Check each line of the listing below for the string "text", and copy the ones that have it.

━━━━━ Records for the task

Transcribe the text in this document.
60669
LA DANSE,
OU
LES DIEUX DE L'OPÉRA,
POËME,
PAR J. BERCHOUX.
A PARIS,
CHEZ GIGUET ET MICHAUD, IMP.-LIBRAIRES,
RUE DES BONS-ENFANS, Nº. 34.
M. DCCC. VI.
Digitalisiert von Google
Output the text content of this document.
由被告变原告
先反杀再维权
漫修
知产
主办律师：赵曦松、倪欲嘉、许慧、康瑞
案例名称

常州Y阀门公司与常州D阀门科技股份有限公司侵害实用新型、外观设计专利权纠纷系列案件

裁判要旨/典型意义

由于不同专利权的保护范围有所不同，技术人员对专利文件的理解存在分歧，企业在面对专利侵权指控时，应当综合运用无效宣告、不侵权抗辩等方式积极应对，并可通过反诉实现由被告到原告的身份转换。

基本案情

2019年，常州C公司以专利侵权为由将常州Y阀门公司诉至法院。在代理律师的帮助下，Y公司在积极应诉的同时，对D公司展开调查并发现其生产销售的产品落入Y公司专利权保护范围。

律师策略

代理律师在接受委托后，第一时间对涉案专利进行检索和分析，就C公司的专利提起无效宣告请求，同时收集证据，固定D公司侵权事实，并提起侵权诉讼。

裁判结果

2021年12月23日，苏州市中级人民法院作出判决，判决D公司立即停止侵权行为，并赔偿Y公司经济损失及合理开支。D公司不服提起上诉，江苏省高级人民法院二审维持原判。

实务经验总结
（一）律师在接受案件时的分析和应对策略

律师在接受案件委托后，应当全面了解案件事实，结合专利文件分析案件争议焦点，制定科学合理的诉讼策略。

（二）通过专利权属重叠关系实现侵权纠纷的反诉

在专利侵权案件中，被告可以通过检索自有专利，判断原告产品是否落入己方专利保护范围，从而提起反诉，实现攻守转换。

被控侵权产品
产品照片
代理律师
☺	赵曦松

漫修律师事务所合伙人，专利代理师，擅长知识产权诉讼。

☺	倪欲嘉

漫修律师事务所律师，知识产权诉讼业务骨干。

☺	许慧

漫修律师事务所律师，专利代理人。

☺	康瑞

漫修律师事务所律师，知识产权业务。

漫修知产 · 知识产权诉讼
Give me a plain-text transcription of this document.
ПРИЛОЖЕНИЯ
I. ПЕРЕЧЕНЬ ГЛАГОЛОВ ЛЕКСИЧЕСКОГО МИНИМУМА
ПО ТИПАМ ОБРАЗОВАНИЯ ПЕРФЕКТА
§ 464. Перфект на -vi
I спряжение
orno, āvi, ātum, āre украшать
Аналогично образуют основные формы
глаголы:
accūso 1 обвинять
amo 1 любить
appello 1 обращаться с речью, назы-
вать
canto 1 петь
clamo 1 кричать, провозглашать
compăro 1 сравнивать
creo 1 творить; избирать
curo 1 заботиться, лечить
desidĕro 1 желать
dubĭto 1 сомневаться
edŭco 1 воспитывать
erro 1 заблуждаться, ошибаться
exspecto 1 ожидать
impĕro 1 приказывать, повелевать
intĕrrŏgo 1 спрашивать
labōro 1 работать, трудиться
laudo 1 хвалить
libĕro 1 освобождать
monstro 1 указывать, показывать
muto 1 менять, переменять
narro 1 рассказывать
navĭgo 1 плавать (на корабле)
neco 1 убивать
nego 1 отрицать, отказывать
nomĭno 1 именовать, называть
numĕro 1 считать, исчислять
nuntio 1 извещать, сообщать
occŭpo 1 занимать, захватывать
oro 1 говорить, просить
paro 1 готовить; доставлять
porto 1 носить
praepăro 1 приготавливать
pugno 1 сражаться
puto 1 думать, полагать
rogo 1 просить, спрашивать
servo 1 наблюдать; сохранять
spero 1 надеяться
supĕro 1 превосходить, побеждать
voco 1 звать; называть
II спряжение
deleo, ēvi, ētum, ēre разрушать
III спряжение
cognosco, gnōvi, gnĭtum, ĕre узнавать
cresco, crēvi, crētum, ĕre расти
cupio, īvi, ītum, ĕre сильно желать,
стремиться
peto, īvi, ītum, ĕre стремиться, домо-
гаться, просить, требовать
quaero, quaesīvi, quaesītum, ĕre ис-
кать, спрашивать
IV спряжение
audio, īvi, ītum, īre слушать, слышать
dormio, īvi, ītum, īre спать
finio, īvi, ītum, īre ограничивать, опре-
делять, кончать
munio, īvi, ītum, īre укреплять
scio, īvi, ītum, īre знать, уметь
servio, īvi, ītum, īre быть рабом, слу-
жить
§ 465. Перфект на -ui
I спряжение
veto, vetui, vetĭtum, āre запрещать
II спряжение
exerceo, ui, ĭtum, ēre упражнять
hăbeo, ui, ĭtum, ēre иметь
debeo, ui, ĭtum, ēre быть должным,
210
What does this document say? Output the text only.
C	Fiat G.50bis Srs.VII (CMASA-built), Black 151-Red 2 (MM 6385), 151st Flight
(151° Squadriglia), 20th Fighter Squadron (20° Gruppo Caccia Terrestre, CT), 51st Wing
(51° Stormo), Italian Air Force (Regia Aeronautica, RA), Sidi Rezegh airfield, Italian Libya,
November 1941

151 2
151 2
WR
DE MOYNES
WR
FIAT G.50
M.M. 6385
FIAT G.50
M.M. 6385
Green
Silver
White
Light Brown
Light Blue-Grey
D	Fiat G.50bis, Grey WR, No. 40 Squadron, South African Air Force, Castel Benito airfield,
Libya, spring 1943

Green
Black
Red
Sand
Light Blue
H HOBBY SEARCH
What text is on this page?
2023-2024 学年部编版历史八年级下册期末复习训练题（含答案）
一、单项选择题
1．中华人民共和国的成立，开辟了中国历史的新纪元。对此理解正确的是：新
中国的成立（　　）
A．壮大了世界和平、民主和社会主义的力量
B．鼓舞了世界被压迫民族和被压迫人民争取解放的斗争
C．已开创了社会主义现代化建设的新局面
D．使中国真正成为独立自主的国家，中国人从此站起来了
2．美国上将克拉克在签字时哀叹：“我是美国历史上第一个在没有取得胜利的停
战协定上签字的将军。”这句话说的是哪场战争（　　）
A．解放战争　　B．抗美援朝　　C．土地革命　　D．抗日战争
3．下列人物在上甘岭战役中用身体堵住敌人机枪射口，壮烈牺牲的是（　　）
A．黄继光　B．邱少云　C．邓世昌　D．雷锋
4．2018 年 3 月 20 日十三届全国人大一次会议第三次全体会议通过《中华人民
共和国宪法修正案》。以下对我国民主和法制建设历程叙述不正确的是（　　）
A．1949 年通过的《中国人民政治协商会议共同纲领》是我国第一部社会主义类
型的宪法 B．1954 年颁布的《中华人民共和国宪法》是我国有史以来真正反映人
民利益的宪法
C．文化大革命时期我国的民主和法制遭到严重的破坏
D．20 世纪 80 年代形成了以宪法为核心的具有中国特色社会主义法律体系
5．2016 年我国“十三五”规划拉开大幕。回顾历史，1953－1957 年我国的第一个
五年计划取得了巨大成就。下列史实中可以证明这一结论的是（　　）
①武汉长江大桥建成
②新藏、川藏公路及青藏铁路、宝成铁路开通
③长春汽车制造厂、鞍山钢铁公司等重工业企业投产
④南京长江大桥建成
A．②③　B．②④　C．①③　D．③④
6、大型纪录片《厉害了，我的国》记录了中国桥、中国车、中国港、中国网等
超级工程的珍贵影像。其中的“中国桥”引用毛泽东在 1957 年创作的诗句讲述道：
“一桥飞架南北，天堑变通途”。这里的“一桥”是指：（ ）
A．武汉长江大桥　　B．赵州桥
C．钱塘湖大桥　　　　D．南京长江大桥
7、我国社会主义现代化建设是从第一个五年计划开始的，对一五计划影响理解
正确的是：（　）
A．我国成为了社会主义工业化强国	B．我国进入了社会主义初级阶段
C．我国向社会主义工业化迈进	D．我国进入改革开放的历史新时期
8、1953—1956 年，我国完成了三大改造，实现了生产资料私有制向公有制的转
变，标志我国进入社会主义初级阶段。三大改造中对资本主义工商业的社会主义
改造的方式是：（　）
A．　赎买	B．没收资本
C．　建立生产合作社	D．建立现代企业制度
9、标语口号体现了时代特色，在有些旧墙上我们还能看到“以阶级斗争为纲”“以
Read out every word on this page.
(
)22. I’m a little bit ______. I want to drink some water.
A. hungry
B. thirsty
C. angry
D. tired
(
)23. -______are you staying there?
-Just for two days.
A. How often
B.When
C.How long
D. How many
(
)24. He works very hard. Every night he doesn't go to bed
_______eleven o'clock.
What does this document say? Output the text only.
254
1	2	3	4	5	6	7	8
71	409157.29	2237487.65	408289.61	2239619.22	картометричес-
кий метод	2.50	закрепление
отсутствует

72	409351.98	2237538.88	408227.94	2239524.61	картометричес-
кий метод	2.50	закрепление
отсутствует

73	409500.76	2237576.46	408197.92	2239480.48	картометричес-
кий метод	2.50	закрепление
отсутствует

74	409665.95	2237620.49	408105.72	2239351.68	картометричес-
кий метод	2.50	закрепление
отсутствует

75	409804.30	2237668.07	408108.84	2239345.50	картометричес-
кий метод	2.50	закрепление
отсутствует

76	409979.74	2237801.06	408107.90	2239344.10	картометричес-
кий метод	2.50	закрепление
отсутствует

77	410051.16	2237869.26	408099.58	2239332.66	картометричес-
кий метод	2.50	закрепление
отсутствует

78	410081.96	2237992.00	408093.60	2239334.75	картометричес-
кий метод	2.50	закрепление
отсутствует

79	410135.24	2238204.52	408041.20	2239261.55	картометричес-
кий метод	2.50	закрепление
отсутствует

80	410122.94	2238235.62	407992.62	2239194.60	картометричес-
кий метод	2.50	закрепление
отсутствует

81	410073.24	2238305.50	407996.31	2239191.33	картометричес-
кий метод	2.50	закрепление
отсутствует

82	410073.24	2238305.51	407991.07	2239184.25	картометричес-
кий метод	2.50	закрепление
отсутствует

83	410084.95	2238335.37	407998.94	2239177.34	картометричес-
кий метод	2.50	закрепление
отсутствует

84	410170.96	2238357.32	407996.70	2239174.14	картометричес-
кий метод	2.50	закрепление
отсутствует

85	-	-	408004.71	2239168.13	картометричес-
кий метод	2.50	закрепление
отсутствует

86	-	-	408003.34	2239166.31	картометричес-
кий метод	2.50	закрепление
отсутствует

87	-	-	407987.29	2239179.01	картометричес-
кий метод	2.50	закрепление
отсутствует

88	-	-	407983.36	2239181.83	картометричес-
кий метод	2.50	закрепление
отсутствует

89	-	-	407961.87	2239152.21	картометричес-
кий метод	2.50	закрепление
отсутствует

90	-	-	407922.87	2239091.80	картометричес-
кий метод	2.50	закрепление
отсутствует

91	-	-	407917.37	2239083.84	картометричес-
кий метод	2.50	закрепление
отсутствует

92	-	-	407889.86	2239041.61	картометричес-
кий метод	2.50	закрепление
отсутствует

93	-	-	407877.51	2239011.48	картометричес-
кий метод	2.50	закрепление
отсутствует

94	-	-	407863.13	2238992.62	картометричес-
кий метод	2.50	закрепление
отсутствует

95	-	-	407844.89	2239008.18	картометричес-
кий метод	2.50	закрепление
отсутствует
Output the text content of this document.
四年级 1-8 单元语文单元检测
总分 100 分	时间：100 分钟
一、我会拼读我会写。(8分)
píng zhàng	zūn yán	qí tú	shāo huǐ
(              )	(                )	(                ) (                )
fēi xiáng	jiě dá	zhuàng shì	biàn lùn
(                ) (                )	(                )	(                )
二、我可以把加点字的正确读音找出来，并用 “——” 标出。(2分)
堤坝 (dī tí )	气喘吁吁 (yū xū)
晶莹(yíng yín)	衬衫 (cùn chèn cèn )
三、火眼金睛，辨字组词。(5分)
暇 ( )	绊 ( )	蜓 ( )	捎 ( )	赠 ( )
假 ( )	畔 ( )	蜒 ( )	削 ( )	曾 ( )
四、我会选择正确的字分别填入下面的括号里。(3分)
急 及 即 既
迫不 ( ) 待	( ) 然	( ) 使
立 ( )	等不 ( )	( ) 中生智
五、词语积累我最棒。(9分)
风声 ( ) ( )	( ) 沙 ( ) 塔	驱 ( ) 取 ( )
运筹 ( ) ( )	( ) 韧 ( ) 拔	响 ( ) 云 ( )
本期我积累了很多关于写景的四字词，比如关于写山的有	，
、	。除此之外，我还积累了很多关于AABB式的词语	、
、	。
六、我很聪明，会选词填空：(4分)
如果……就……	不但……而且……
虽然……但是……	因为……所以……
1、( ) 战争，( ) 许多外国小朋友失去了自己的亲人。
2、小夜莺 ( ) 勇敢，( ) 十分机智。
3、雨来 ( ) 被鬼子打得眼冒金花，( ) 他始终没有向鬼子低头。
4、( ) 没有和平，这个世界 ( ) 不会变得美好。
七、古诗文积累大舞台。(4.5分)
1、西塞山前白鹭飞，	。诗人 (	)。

━━━━━━━━━━

> _Exercise response_:
Transcribe the text in this document.
Output the text content of this document.
Give me a plain-text transcription of this document.
What does this document say? Output the text only.
What text is on this page?
What does this document say? Output the text only.
Output the text content of this document.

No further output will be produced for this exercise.